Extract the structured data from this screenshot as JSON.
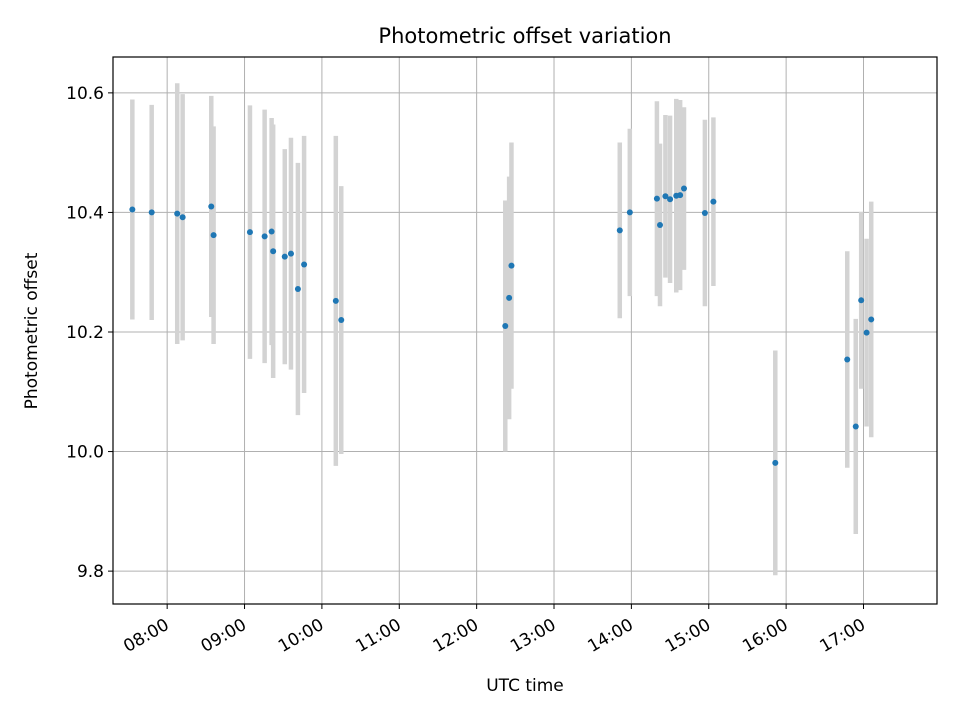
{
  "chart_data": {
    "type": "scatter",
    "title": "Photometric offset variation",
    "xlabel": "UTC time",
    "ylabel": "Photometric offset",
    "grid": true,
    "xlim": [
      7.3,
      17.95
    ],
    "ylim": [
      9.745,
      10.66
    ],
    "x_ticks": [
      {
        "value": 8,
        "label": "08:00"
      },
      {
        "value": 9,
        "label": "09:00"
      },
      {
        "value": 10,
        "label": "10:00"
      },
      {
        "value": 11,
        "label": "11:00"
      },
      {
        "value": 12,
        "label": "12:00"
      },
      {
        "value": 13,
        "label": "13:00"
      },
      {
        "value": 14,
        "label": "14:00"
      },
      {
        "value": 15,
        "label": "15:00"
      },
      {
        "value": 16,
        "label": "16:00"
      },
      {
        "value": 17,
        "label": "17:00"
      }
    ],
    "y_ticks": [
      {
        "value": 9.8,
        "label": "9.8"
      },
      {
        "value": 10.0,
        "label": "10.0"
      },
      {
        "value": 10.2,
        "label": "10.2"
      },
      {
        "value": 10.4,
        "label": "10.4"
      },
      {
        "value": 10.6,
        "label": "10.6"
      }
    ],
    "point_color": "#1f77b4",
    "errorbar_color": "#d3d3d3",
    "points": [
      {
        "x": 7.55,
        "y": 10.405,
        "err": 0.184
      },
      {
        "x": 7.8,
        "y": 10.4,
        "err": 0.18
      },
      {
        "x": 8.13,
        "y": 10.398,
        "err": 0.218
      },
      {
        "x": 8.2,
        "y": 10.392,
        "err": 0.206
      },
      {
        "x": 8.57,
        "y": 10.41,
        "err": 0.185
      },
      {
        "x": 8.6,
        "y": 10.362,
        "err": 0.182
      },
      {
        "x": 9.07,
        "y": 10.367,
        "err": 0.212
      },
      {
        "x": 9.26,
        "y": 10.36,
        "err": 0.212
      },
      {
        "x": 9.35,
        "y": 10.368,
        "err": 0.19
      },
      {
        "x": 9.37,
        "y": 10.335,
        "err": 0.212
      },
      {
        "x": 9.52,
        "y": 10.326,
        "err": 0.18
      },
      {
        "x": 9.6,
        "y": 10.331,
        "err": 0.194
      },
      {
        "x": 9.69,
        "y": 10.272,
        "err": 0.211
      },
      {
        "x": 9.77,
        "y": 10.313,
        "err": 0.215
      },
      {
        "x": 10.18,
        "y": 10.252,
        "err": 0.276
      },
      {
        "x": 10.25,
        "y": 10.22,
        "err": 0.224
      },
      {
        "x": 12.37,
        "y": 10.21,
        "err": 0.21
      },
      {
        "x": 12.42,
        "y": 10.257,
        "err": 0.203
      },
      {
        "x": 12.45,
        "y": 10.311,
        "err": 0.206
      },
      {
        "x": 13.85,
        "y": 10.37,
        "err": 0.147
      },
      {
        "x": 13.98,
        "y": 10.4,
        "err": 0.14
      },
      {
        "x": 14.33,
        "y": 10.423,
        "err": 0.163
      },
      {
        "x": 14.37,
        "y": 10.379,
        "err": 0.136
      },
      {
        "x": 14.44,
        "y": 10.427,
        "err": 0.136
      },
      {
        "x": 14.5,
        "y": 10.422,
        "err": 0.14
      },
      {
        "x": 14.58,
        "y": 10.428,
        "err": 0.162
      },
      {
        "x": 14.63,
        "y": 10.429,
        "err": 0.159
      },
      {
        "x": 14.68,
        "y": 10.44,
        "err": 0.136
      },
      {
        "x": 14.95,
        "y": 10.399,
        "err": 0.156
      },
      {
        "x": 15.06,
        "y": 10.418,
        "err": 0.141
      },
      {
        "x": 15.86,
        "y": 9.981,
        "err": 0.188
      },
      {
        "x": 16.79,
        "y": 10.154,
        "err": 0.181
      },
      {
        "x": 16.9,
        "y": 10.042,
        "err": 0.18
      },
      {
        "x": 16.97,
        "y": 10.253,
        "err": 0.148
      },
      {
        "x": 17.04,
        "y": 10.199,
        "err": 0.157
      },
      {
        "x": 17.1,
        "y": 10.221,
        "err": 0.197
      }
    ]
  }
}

__EXERCISE INSTRUCTIONS__: Quote the entries above word for word. Leave the images out.

__COMPLETED EXERCISE__:
Extract the structured data from this screenshot as JSON.
{
  "chart_data": {
    "type": "scatter",
    "title": "Photometric offset variation",
    "xlabel": "UTC time",
    "ylabel": "Photometric offset",
    "grid": true,
    "xlim": [
      7.3,
      17.95
    ],
    "ylim": [
      9.745,
      10.66
    ],
    "x_ticks": [
      {
        "value": 8,
        "label": "08:00"
      },
      {
        "value": 9,
        "label": "09:00"
      },
      {
        "value": 10,
        "label": "10:00"
      },
      {
        "value": 11,
        "label": "11:00"
      },
      {
        "value": 12,
        "label": "12:00"
      },
      {
        "value": 13,
        "label": "13:00"
      },
      {
        "value": 14,
        "label": "14:00"
      },
      {
        "value": 15,
        "label": "15:00"
      },
      {
        "value": 16,
        "label": "16:00"
      },
      {
        "value": 17,
        "label": "17:00"
      }
    ],
    "y_ticks": [
      {
        "value": 9.8,
        "label": "9.8"
      },
      {
        "value": 10.0,
        "label": "10.0"
      },
      {
        "value": 10.2,
        "label": "10.2"
      },
      {
        "value": 10.4,
        "label": "10.4"
      },
      {
        "value": 10.6,
        "label": "10.6"
      }
    ],
    "point_color": "#1f77b4",
    "errorbar_color": "#d3d3d3",
    "points": [
      {
        "x": 7.55,
        "y": 10.405,
        "err": 0.184
      },
      {
        "x": 7.8,
        "y": 10.4,
        "err": 0.18
      },
      {
        "x": 8.13,
        "y": 10.398,
        "err": 0.218
      },
      {
        "x": 8.2,
        "y": 10.392,
        "err": 0.206
      },
      {
        "x": 8.57,
        "y": 10.41,
        "err": 0.185
      },
      {
        "x": 8.6,
        "y": 10.362,
        "err": 0.182
      },
      {
        "x": 9.07,
        "y": 10.367,
        "err": 0.212
      },
      {
        "x": 9.26,
        "y": 10.36,
        "err": 0.212
      },
      {
        "x": 9.35,
        "y": 10.368,
        "err": 0.19
      },
      {
        "x": 9.37,
        "y": 10.335,
        "err": 0.212
      },
      {
        "x": 9.52,
        "y": 10.326,
        "err": 0.18
      },
      {
        "x": 9.6,
        "y": 10.331,
        "err": 0.194
      },
      {
        "x": 9.69,
        "y": 10.272,
        "err": 0.211
      },
      {
        "x": 9.77,
        "y": 10.313,
        "err": 0.215
      },
      {
        "x": 10.18,
        "y": 10.252,
        "err": 0.276
      },
      {
        "x": 10.25,
        "y": 10.22,
        "err": 0.224
      },
      {
        "x": 12.37,
        "y": 10.21,
        "err": 0.21
      },
      {
        "x": 12.42,
        "y": 10.257,
        "err": 0.203
      },
      {
        "x": 12.45,
        "y": 10.311,
        "err": 0.206
      },
      {
        "x": 13.85,
        "y": 10.37,
        "err": 0.147
      },
      {
        "x": 13.98,
        "y": 10.4,
        "err": 0.14
      },
      {
        "x": 14.33,
        "y": 10.423,
        "err": 0.163
      },
      {
        "x": 14.37,
        "y": 10.379,
        "err": 0.136
      },
      {
        "x": 14.44,
        "y": 10.427,
        "err": 0.136
      },
      {
        "x": 14.5,
        "y": 10.422,
        "err": 0.14
      },
      {
        "x": 14.58,
        "y": 10.428,
        "err": 0.162
      },
      {
        "x": 14.63,
        "y": 10.429,
        "err": 0.159
      },
      {
        "x": 14.68,
        "y": 10.44,
        "err": 0.136
      },
      {
        "x": 14.95,
        "y": 10.399,
        "err": 0.156
      },
      {
        "x": 15.06,
        "y": 10.418,
        "err": 0.141
      },
      {
        "x": 15.86,
        "y": 9.981,
        "err": 0.188
      },
      {
        "x": 16.79,
        "y": 10.154,
        "err": 0.181
      },
      {
        "x": 16.9,
        "y": 10.042,
        "err": 0.18
      },
      {
        "x": 16.97,
        "y": 10.253,
        "err": 0.148
      },
      {
        "x": 17.04,
        "y": 10.199,
        "err": 0.157
      },
      {
        "x": 17.1,
        "y": 10.221,
        "err": 0.197
      }
    ]
  }
}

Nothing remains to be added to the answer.